## PROBLEM TO WORK ON:
Retype every entry word for word.

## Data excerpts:
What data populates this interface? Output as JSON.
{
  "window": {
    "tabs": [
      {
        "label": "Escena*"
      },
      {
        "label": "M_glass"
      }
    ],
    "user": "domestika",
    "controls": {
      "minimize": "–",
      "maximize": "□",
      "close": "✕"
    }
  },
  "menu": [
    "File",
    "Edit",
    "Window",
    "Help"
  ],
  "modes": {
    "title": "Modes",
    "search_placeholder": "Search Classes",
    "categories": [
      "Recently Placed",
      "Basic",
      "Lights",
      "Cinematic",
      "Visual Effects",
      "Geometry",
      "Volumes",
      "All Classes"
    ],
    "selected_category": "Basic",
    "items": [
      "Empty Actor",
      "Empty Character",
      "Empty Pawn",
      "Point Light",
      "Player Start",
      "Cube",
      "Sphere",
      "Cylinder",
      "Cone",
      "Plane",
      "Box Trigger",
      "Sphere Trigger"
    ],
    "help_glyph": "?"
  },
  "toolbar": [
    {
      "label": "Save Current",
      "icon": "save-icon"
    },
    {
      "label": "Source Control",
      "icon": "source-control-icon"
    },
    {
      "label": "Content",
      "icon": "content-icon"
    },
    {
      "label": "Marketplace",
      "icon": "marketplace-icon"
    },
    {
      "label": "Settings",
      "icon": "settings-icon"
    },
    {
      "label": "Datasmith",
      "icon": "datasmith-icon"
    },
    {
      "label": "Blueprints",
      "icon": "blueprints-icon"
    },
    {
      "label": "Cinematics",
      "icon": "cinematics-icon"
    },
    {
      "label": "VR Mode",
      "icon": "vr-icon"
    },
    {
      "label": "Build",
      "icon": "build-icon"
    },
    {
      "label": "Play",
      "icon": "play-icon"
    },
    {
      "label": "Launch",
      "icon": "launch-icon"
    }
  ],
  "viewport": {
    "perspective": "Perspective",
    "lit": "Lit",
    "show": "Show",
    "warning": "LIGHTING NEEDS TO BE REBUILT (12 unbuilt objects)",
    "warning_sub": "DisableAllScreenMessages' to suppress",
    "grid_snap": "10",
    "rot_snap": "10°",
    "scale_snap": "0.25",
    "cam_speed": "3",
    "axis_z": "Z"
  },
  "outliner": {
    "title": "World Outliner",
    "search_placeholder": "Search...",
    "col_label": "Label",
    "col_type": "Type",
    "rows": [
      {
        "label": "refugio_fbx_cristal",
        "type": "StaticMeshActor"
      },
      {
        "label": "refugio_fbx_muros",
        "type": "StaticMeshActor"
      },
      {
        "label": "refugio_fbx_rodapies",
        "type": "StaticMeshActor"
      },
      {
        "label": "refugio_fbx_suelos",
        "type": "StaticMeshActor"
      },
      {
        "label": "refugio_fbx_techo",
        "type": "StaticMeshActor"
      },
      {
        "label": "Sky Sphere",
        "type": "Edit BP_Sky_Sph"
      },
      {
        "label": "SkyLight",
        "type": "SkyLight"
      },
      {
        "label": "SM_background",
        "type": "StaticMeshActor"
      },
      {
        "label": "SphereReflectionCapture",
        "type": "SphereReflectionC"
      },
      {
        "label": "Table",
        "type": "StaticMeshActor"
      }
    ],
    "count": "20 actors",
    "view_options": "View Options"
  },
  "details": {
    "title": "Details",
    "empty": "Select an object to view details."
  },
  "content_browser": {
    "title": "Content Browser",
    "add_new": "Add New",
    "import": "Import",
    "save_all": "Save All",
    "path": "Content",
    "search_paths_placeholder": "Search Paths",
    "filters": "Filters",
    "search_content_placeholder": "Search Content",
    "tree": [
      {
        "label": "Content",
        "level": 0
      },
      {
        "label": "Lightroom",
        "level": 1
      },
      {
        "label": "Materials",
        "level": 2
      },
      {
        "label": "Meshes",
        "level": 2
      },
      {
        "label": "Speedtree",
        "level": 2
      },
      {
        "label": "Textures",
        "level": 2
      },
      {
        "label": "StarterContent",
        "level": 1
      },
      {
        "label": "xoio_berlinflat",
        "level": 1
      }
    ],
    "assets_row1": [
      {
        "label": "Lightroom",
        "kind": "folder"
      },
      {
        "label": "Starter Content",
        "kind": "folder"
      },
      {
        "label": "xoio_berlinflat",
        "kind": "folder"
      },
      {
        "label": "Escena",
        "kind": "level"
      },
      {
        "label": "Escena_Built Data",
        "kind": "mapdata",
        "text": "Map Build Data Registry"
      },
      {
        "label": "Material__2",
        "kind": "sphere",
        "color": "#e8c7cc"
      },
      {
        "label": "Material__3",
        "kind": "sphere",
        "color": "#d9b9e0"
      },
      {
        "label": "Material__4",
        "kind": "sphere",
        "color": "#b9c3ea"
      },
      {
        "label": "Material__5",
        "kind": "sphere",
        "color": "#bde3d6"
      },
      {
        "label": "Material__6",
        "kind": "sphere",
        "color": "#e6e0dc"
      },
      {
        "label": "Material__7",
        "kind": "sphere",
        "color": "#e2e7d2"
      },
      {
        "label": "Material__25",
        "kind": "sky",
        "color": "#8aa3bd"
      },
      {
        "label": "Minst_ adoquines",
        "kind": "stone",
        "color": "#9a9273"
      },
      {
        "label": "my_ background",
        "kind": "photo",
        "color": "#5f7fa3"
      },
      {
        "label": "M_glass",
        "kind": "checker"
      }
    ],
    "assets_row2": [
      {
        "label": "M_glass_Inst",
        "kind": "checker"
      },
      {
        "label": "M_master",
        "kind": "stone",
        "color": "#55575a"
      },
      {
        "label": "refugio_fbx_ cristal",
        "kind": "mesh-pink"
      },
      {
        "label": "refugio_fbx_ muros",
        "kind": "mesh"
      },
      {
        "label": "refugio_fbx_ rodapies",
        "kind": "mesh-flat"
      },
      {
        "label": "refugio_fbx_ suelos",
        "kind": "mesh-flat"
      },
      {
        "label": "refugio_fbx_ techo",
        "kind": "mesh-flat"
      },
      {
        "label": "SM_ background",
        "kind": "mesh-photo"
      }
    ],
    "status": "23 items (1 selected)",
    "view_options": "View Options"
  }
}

## ANSWER FOR THE TASK:
What data populates this interface? Output as JSON.
{
  "window": {
    "tabs": [
      {
        "label": "Escena*"
      },
      {
        "label": "M_glass"
      }
    ],
    "user": "domestika",
    "controls": {
      "minimize": "–",
      "maximize": "□",
      "close": "✕"
    }
  },
  "menu": [
    "File",
    "Edit",
    "Window",
    "Help"
  ],
  "modes": {
    "title": "Modes",
    "search_placeholder": "Search Classes",
    "categories": [
      "Recently Placed",
      "Basic",
      "Lights",
      "Cinematic",
      "Visual Effects",
      "Geometry",
      "Volumes",
      "All Classes"
    ],
    "selected_category": "Basic",
    "items": [
      "Empty Actor",
      "Empty Character",
      "Empty Pawn",
      "Point Light",
      "Player Start",
      "Cube",
      "Sphere",
      "Cylinder",
      "Cone",
      "Plane",
      "Box Trigger",
      "Sphere Trigger"
    ],
    "help_glyph": "?"
  },
  "toolbar": [
    {
      "label": "Save Current",
      "icon": "save-icon"
    },
    {
      "label": "Source Control",
      "icon": "source-control-icon"
    },
    {
      "label": "Content",
      "icon": "content-icon"
    },
    {
      "label": "Marketplace",
      "icon": "marketplace-icon"
    },
    {
      "label": "Settings",
      "icon": "settings-icon"
    },
    {
      "label": "Datasmith",
      "icon": "datasmith-icon"
    },
    {
      "label": "Blueprints",
      "icon": "blueprints-icon"
    },
    {
      "label": "Cinematics",
      "icon": "cinematics-icon"
    },
    {
      "label": "VR Mode",
      "icon": "vr-icon"
    },
    {
      "label": "Build",
      "icon": "build-icon"
    },
    {
      "label": "Play",
      "icon": "play-icon"
    },
    {
      "label": "Launch",
      "icon": "launch-icon"
    }
  ],
  "viewport": {
    "perspective": "Perspective",
    "lit": "Lit",
    "show": "Show",
    "warning": "LIGHTING NEEDS TO BE REBUILT (12 unbuilt objects)",
    "warning_sub": "DisableAllScreenMessages' to suppress",
    "grid_snap": "10",
    "rot_snap": "10°",
    "scale_snap": "0.25",
    "cam_speed": "3",
    "axis_z": "Z"
  },
  "outliner": {
    "title": "World Outliner",
    "search_placeholder": "Search...",
    "col_label": "Label",
    "col_type": "Type",
    "rows": [
      {
        "label": "refugio_fbx_cristal",
        "type": "StaticMeshActor"
      },
      {
        "label": "refugio_fbx_muros",
        "type": "StaticMeshActor"
      },
      {
        "label": "refugio_fbx_rodapies",
        "type": "StaticMeshActor"
      },
      {
        "label": "refugio_fbx_suelos",
        "type": "StaticMeshActor"
      },
      {
        "label": "refugio_fbx_techo",
        "type": "StaticMeshActor"
      },
      {
        "label": "Sky Sphere",
        "type": "Edit BP_Sky_Sph"
      },
      {
        "label": "SkyLight",
        "type": "SkyLight"
      },
      {
        "label": "SM_background",
        "type": "StaticMeshActor"
      },
      {
        "label": "SphereReflectionCapture",
        "type": "SphereReflectionC"
      },
      {
        "label": "Table",
        "type": "StaticMeshActor"
      }
    ],
    "count": "20 actors",
    "view_options": "View Options"
  },
  "details": {
    "title": "Details",
    "empty": "Select an object to view details."
  },
  "content_browser": {
    "title": "Content Browser",
    "add_new": "Add New",
    "import": "Import",
    "save_all": "Save All",
    "path": "Content",
    "search_paths_placeholder": "Search Paths",
    "filters": "Filters",
    "search_content_placeholder": "Search Content",
    "tree": [
      {
        "label": "Content",
        "level": 0
      },
      {
        "label": "Lightroom",
        "level": 1
      },
      {
        "label": "Materials",
        "level": 2
      },
      {
        "label": "Meshes",
        "level": 2
      },
      {
        "label": "Speedtree",
        "level": 2
      },
      {
        "label": "Textures",
        "level": 2
      },
      {
        "label": "StarterContent",
        "level": 1
      },
      {
        "label": "xoio_berlinflat",
        "level": 1
      }
    ],
    "assets_row1": [
      {
        "label": "Lightroom",
        "kind": "folder"
      },
      {
        "label": "Starter Content",
        "kind": "folder"
      },
      {
        "label": "xoio_berlinflat",
        "kind": "folder"
      },
      {
        "label": "Escena",
        "kind": "level"
      },
      {
        "label": "Escena_Built Data",
        "kind": "mapdata",
        "text": "Map Build Data Registry"
      },
      {
        "label": "Material__2",
        "kind": "sphere",
        "color": "#e8c7cc"
      },
      {
        "label": "Material__3",
        "kind": "sphere",
        "color": "#d9b9e0"
      },
      {
        "label": "Material__4",
        "kind": "sphere",
        "color": "#b9c3ea"
      },
      {
        "label": "Material__5",
        "kind": "sphere",
        "color": "#bde3d6"
      },
      {
        "label": "Material__6",
        "kind": "sphere",
        "color": "#e6e0dc"
      },
      {
        "label": "Material__7",
        "kind": "sphere",
        "color": "#e2e7d2"
      },
      {
        "label": "Material__25",
        "kind": "sky",
        "color": "#8aa3bd"
      },
      {
        "label": "Minst_ adoquines",
        "kind": "stone",
        "color": "#9a9273"
      },
      {
        "label": "my_ background",
        "kind": "photo",
        "color": "#5f7fa3"
      },
      {
        "label": "M_glass",
        "kind": "checker"
      }
    ],
    "assets_row2": [
      {
        "label": "M_glass_Inst",
        "kind": "checker"
      },
      {
        "label": "M_master",
        "kind": "stone",
        "color": "#55575a"
      },
      {
        "label": "refugio_fbx_ cristal",
        "kind": "mesh-pink"
      },
      {
        "label": "refugio_fbx_ muros",
        "kind": "mesh"
      },
      {
        "label": "refugio_fbx_ rodapies",
        "kind": "mesh-flat"
      },
      {
        "label": "refugio_fbx_ suelos",
        "kind": "mesh-flat"
      },
      {
        "label": "refugio_fbx_ techo",
        "kind": "mesh-flat"
      },
      {
        "label": "SM_ background",
        "kind": "mesh-photo"
      }
    ],
    "status": "23 items (1 selected)",
    "view_options": "View Options"
  }
}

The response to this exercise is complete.